## ASSIGNMENT
Retype each entry exactly. Skip any pictures.

## INPUT DATA
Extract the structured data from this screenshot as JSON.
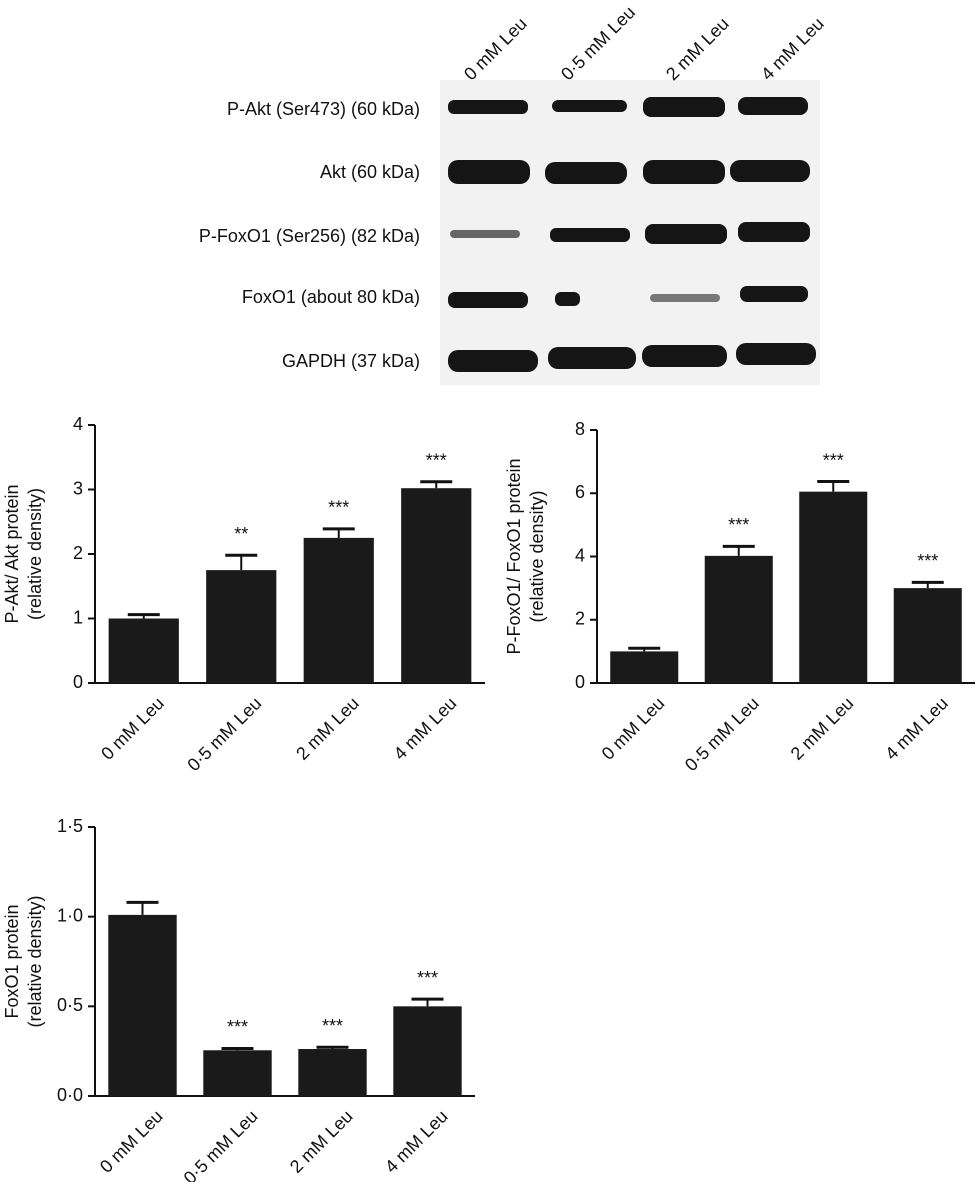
{
  "blot": {
    "lanes": [
      "0 mM Leu",
      "0·5 mM Leu",
      "2 mM Leu",
      "4 mM Leu"
    ],
    "rows": [
      "P-Akt (Ser473) (60 kDa)",
      "Akt (60 kDa)",
      "P-FoxO1 (Ser256) (82 kDa)",
      "FoxO1 (about 80 kDa)",
      "GAPDH (37 kDa)"
    ]
  },
  "chart_data": [
    {
      "type": "bar",
      "ylabel": [
        "P-Akt/ Akt protein",
        "(relative density)"
      ],
      "categories": [
        "0 mM Leu",
        "0·5 mM Leu",
        "2 mM Leu",
        "4 mM Leu"
      ],
      "values": [
        1.0,
        1.75,
        2.25,
        3.02
      ],
      "errors": [
        0.06,
        0.23,
        0.14,
        0.1
      ],
      "annotations": [
        null,
        "**",
        "***",
        "***"
      ],
      "color": "#1a1a1a",
      "ylim": [
        0,
        4
      ],
      "yticks": [
        0,
        1,
        2,
        3,
        4
      ]
    },
    {
      "type": "bar",
      "ylabel": [
        "P-FoxO1/ FoxO1 protein",
        "(relative density)"
      ],
      "categories": [
        "0 mM Leu",
        "0·5 mM Leu",
        "2 mM Leu",
        "4 mM Leu"
      ],
      "values": [
        1.0,
        4.02,
        6.05,
        3.0
      ],
      "errors": [
        0.1,
        0.3,
        0.32,
        0.18
      ],
      "annotations": [
        null,
        "***",
        "***",
        "***"
      ],
      "color": "#1a1a1a",
      "ylim": [
        0,
        8
      ],
      "yticks": [
        0,
        2,
        4,
        6,
        8
      ]
    },
    {
      "type": "bar",
      "ylabel": [
        "FoxO1 protein",
        "(relative density)"
      ],
      "categories": [
        "0 mM Leu",
        "0·5 mM Leu",
        "2 mM Leu",
        "4 mM Leu"
      ],
      "values": [
        1.01,
        0.255,
        0.262,
        0.5
      ],
      "errors": [
        0.07,
        0.01,
        0.01,
        0.04
      ],
      "annotations": [
        null,
        "***",
        "***",
        "***"
      ],
      "color": "#1a1a1a",
      "ylim": [
        0,
        1.5
      ],
      "yticks": [
        {
          "value": 0,
          "label": "0·0"
        },
        {
          "value": 0.5,
          "label": "0·5"
        },
        {
          "value": 1,
          "label": "1·0"
        },
        {
          "value": 1.5,
          "label": "1·5"
        }
      ]
    }
  ]
}
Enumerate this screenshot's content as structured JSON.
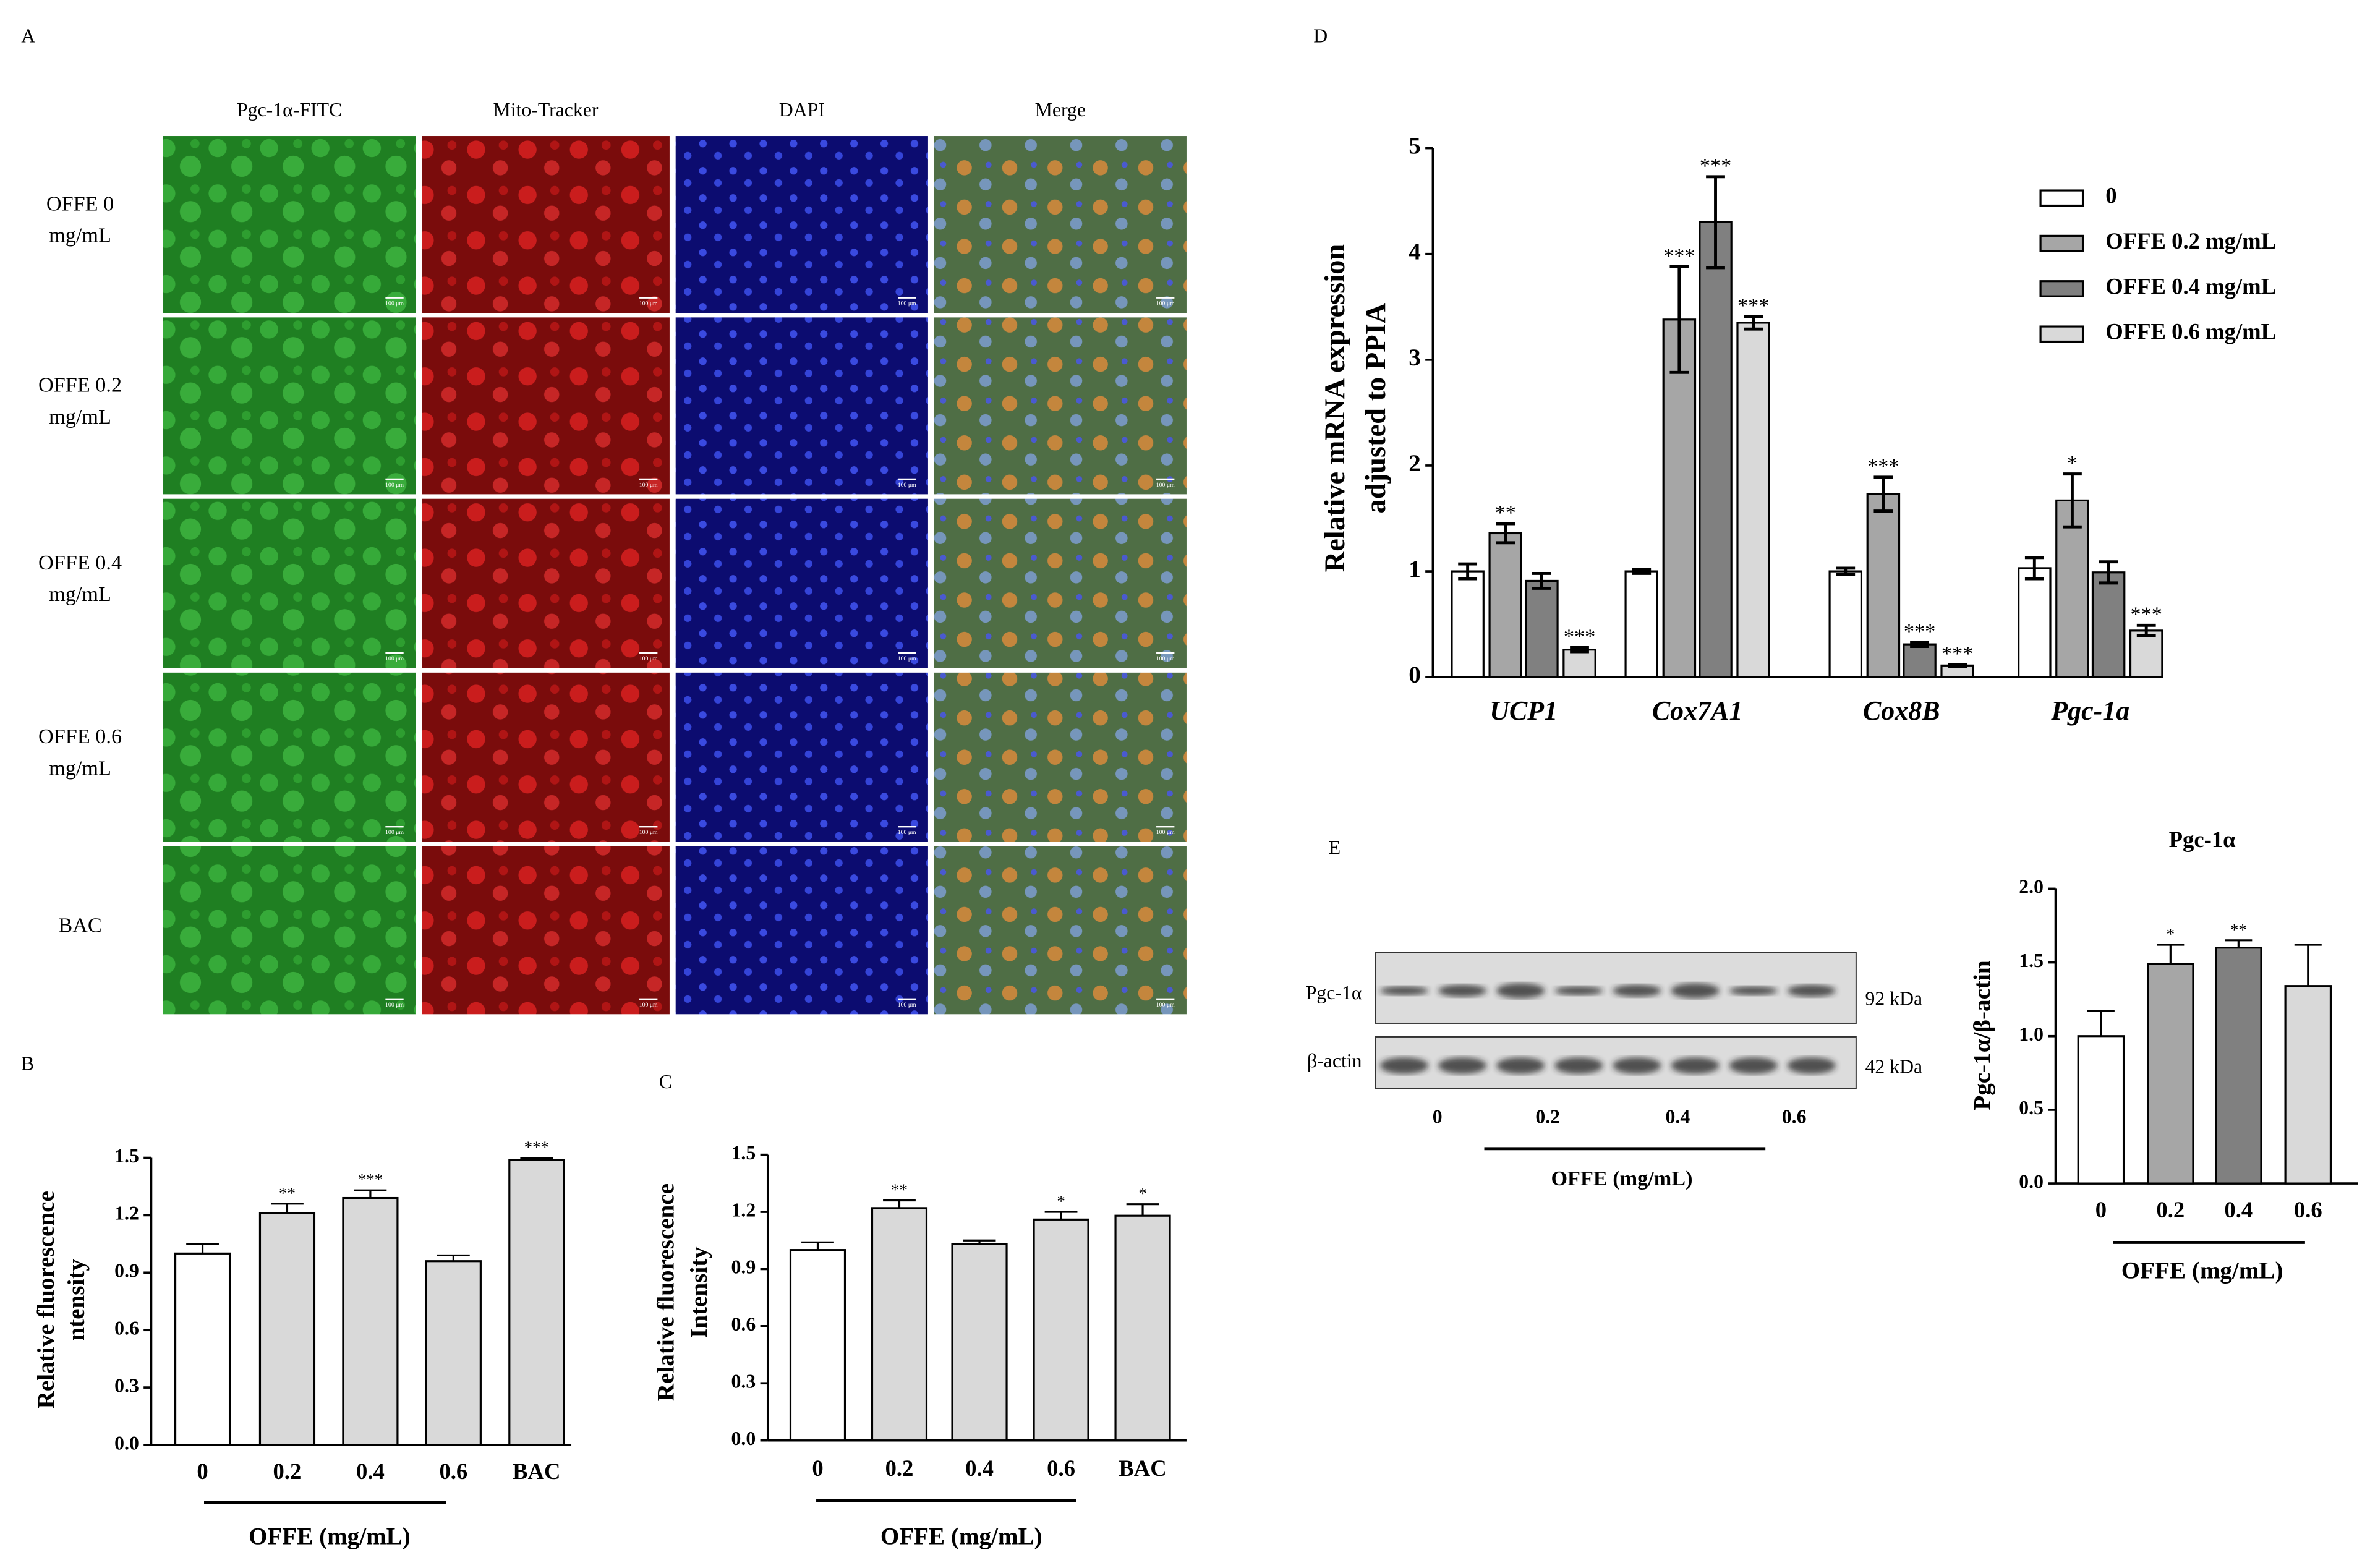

## RESULT OF THIS EXERCISE
Extract the structured data from this screenshot as JSON.
{
  "blot": {
    "lanes": [
      "0 mM Leu",
      "0·5 mM Leu",
      "2 mM Leu",
      "4 mM Leu"
    ],
    "rows": [
      "P-Akt (Ser473) (60 kDa)",
      "Akt (60 kDa)",
      "P-FoxO1 (Ser256) (82 kDa)",
      "FoxO1 (about 80 kDa)",
      "GAPDH (37 kDa)"
    ]
  },
  "chart_data": [
    {
      "type": "bar",
      "ylabel": [
        "P-Akt/ Akt protein",
        "(relative density)"
      ],
      "categories": [
        "0 mM Leu",
        "0·5 mM Leu",
        "2 mM Leu",
        "4 mM Leu"
      ],
      "values": [
        1.0,
        1.75,
        2.25,
        3.02
      ],
      "errors": [
        0.06,
        0.23,
        0.14,
        0.1
      ],
      "annotations": [
        null,
        "**",
        "***",
        "***"
      ],
      "color": "#1a1a1a",
      "ylim": [
        0,
        4
      ],
      "yticks": [
        0,
        1,
        2,
        3,
        4
      ]
    },
    {
      "type": "bar",
      "ylabel": [
        "P-FoxO1/ FoxO1 protein",
        "(relative density)"
      ],
      "categories": [
        "0 mM Leu",
        "0·5 mM Leu",
        "2 mM Leu",
        "4 mM Leu"
      ],
      "values": [
        1.0,
        4.02,
        6.05,
        3.0
      ],
      "errors": [
        0.1,
        0.3,
        0.32,
        0.18
      ],
      "annotations": [
        null,
        "***",
        "***",
        "***"
      ],
      "color": "#1a1a1a",
      "ylim": [
        0,
        8
      ],
      "yticks": [
        0,
        2,
        4,
        6,
        8
      ]
    },
    {
      "type": "bar",
      "ylabel": [
        "FoxO1 protein",
        "(relative density)"
      ],
      "categories": [
        "0 mM Leu",
        "0·5 mM Leu",
        "2 mM Leu",
        "4 mM Leu"
      ],
      "values": [
        1.01,
        0.255,
        0.262,
        0.5
      ],
      "errors": [
        0.07,
        0.01,
        0.01,
        0.04
      ],
      "annotations": [
        null,
        "***",
        "***",
        "***"
      ],
      "color": "#1a1a1a",
      "ylim": [
        0,
        1.5
      ],
      "yticks": [
        {
          "value": 0,
          "label": "0·0"
        },
        {
          "value": 0.5,
          "label": "0·5"
        },
        {
          "value": 1,
          "label": "1·0"
        },
        {
          "value": 1.5,
          "label": "1·5"
        }
      ]
    }
  ]
}
Enumerate this screenshot's content as structured JSON.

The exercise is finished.